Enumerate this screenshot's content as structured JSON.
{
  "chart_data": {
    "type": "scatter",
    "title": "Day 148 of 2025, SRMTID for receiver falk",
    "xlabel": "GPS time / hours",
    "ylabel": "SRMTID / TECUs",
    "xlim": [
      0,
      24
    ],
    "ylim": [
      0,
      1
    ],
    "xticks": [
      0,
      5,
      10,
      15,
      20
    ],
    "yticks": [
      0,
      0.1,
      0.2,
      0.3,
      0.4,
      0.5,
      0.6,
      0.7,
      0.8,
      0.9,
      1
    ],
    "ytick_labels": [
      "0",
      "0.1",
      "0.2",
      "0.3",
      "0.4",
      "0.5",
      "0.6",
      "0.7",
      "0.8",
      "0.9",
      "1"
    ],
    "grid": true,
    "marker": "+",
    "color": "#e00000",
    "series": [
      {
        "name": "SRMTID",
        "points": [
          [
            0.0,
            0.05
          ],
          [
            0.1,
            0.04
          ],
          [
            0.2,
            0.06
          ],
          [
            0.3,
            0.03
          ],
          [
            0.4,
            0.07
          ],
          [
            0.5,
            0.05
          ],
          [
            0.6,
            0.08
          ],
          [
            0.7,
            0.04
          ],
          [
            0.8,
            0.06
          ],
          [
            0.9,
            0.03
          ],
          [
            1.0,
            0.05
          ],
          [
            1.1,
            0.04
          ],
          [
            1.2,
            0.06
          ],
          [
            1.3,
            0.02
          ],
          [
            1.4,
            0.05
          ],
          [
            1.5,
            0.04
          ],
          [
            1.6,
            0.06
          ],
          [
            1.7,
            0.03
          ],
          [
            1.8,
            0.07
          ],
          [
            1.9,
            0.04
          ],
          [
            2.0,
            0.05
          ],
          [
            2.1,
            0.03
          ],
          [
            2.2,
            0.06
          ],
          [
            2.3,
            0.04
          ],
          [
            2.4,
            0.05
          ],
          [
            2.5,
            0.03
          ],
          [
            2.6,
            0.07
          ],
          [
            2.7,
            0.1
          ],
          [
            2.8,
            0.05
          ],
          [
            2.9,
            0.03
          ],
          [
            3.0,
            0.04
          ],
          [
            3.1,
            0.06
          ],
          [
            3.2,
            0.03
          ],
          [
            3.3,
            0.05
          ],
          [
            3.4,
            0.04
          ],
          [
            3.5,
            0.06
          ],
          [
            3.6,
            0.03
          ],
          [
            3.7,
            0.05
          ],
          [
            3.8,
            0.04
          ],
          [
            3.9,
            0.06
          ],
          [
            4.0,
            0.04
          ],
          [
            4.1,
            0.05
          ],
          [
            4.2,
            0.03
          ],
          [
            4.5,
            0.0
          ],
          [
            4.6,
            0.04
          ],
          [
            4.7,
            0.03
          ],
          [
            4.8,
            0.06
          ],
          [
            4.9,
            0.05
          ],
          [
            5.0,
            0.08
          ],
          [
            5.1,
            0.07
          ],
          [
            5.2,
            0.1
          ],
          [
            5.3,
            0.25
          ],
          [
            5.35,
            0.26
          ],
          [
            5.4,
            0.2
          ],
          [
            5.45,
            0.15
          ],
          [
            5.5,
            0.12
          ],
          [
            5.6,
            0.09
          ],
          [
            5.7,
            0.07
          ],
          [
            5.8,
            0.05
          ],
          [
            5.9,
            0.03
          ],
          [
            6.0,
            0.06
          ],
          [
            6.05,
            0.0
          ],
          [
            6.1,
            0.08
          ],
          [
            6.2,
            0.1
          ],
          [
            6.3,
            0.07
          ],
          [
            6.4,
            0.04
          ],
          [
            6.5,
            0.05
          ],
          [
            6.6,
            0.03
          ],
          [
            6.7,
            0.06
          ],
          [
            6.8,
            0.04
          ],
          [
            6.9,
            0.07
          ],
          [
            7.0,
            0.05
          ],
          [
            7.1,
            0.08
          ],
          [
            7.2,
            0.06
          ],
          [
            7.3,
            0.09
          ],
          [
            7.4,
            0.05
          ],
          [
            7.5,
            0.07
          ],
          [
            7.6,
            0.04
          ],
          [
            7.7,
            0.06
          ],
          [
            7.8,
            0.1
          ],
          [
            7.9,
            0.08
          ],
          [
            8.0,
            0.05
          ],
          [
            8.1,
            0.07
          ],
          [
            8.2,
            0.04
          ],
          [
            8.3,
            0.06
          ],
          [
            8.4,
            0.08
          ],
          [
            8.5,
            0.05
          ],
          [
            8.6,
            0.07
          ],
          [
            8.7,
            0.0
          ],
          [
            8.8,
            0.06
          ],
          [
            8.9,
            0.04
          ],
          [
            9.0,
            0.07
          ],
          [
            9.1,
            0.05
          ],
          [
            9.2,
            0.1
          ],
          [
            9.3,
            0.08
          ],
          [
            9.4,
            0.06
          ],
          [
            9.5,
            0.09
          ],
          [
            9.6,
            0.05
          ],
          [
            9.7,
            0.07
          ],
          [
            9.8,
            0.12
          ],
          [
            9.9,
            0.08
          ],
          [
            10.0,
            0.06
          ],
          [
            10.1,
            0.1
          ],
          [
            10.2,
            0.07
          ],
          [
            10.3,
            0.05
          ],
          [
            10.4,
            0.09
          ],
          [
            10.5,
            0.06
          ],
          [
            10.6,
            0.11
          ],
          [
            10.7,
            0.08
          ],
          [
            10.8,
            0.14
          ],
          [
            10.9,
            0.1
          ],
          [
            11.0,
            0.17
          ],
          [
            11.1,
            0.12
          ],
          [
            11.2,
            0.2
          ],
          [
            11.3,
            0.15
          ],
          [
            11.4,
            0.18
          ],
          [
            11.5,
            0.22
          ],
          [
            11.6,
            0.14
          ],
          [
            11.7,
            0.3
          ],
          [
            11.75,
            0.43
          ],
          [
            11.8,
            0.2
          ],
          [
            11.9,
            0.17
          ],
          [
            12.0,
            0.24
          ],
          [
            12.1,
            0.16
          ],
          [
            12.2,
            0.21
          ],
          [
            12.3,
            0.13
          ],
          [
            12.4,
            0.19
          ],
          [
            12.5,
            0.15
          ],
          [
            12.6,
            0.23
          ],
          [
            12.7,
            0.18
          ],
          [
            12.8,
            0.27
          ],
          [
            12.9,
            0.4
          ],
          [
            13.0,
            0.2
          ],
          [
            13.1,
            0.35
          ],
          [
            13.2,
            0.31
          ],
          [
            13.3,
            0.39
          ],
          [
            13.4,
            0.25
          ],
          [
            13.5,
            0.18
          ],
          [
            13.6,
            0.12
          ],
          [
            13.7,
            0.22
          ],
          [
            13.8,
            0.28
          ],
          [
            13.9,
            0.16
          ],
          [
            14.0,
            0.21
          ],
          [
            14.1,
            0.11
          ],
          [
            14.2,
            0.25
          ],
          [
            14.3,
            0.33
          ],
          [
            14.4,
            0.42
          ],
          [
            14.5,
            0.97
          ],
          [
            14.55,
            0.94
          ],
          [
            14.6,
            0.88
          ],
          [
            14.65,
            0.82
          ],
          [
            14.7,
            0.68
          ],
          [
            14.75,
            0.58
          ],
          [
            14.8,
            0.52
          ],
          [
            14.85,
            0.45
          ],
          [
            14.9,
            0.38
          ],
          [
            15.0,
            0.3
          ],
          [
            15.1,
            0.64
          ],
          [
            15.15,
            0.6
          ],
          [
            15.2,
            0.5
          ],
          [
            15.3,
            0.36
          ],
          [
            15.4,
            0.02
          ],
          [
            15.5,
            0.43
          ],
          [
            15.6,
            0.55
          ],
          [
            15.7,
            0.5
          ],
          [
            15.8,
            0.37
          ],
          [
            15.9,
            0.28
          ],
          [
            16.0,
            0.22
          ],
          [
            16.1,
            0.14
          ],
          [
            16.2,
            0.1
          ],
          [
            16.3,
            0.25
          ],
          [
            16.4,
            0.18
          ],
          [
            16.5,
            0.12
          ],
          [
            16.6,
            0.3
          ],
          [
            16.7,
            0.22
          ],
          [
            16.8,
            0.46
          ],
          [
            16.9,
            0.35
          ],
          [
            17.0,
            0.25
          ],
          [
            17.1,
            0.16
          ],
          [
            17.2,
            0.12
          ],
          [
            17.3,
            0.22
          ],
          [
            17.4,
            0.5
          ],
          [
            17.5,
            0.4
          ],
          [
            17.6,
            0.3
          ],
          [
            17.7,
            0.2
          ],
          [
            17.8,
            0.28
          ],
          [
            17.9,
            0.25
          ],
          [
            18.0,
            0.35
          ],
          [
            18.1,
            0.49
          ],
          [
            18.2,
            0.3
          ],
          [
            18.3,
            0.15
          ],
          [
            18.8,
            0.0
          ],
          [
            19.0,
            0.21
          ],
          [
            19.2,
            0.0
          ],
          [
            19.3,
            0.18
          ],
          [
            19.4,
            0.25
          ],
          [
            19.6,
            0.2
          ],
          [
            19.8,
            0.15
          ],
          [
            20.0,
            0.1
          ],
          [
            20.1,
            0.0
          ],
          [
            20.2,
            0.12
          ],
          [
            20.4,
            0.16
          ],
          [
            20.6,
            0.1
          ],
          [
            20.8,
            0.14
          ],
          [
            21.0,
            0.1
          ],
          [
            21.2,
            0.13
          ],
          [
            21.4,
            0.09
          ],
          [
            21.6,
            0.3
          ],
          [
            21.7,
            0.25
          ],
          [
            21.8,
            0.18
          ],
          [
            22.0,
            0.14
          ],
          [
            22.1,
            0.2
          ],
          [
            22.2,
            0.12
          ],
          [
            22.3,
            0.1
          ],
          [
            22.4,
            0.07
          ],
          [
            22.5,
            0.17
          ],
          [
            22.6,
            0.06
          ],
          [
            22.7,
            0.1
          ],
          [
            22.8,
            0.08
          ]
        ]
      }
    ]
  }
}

+++

Review the material and copy each line in which the word "SRMTID" appears.

RESULT OF THE TASK >>
    "title": "Day 148 of 2025, SRMTID for receiver falk",
    "ylabel": "SRMTID / TECUs",
        "name": "SRMTID",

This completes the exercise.